(Extracted data entries)
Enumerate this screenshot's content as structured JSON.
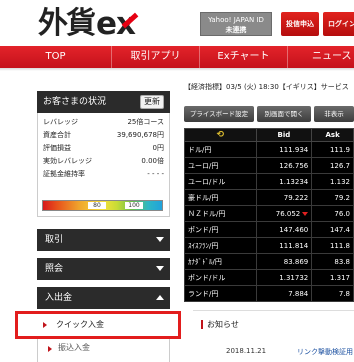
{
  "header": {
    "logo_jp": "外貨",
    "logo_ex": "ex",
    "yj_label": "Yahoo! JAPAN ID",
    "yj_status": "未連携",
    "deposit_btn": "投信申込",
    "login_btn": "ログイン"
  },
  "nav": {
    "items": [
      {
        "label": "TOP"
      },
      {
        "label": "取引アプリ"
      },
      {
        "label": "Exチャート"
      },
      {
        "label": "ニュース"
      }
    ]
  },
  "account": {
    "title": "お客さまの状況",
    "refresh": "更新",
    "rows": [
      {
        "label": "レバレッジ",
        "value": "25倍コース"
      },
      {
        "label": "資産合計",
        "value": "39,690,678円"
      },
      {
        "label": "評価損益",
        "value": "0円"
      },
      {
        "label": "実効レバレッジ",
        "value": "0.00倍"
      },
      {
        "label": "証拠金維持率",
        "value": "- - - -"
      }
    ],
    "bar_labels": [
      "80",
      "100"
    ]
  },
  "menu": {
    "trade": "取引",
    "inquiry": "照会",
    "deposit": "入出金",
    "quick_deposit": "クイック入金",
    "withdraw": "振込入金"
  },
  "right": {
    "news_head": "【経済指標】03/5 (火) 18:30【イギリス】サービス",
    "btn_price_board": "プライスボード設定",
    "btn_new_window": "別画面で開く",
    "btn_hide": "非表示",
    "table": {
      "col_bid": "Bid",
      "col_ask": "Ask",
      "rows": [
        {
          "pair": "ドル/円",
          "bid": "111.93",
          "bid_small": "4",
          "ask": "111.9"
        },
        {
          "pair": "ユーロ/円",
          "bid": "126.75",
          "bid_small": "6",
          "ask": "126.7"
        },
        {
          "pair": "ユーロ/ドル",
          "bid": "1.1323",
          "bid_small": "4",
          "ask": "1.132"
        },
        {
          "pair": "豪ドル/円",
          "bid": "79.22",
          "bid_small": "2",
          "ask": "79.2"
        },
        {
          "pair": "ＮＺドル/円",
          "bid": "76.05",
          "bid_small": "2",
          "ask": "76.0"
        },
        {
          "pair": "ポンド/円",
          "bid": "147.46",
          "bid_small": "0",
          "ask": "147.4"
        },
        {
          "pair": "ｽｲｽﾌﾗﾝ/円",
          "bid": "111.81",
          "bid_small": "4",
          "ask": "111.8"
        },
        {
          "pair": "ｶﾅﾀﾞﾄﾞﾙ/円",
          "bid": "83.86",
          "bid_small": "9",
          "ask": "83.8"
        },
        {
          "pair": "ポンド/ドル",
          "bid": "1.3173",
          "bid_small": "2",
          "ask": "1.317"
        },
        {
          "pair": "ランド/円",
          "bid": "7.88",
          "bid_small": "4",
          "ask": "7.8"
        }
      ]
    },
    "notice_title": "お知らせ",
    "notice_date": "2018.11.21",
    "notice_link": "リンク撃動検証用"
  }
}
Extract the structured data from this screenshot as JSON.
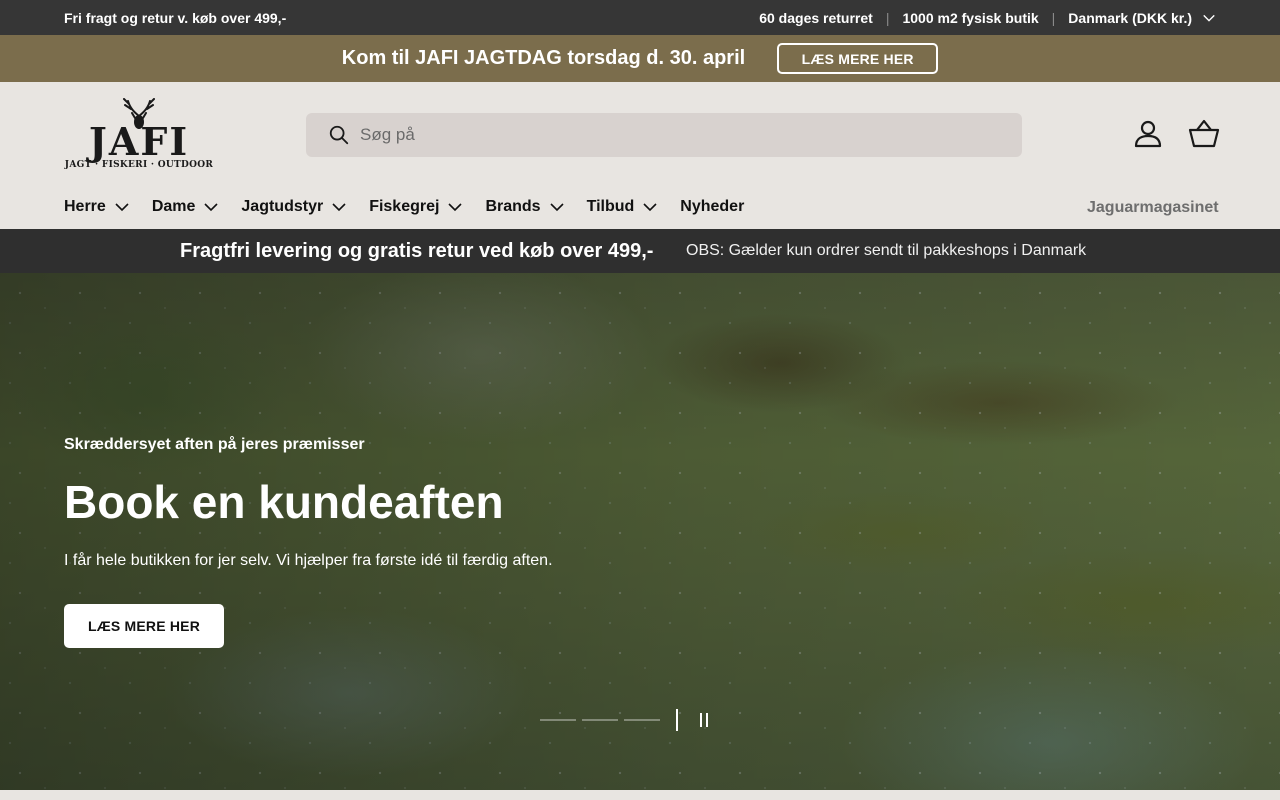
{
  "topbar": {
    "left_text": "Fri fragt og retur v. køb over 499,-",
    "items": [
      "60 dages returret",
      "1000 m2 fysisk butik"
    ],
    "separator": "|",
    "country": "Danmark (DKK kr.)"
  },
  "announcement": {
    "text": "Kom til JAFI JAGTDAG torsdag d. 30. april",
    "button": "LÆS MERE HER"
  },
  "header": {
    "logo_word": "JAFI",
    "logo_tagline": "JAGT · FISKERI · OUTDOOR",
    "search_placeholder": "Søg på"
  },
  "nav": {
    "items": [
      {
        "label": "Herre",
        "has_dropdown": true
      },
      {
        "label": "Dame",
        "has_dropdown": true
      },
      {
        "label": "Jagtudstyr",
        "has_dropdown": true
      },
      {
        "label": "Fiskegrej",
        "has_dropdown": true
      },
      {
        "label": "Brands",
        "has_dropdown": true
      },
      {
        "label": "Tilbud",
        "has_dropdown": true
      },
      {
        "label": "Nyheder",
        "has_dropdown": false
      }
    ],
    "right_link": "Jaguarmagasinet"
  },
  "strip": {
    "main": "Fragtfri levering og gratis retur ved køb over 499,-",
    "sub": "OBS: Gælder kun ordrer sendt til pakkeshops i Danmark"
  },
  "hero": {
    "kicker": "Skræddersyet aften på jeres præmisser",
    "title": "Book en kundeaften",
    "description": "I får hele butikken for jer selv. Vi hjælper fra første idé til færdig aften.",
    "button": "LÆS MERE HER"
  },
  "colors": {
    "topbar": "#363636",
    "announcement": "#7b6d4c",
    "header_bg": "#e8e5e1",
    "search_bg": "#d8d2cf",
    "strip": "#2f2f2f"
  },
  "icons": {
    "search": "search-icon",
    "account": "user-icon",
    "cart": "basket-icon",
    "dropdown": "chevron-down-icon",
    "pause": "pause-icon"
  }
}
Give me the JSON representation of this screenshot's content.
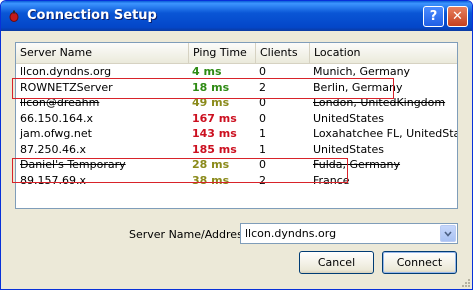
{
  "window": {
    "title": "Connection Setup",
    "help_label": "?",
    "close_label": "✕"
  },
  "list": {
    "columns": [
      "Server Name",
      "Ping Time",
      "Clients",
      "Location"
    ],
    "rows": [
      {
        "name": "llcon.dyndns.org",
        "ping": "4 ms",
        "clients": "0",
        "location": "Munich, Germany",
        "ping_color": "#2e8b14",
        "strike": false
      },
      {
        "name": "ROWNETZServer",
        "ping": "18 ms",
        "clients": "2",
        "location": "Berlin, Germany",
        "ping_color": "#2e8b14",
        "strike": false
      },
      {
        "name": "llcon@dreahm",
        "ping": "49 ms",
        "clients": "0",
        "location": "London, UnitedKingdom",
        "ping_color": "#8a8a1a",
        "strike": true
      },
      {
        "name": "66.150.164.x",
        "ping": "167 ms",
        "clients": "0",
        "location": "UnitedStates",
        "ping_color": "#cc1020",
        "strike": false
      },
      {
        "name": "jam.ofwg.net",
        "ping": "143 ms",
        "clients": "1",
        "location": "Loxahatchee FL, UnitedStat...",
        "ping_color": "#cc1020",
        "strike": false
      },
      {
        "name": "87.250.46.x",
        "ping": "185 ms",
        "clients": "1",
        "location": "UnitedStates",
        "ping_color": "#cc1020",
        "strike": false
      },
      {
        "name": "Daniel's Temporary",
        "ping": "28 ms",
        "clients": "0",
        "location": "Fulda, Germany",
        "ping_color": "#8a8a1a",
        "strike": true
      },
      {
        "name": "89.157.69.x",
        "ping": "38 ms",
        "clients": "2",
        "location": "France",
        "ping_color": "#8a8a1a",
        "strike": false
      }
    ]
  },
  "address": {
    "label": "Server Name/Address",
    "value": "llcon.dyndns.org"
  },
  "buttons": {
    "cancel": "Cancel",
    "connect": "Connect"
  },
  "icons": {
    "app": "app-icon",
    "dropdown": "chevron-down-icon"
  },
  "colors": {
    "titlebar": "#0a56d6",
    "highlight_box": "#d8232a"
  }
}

Required task:
From the listing above, pick out each line where the word "structured" appears.

Solution to this exercise:
Enumerate this screenshot's content as structured JSON.
Extract the structured data from this screenshot as JSON.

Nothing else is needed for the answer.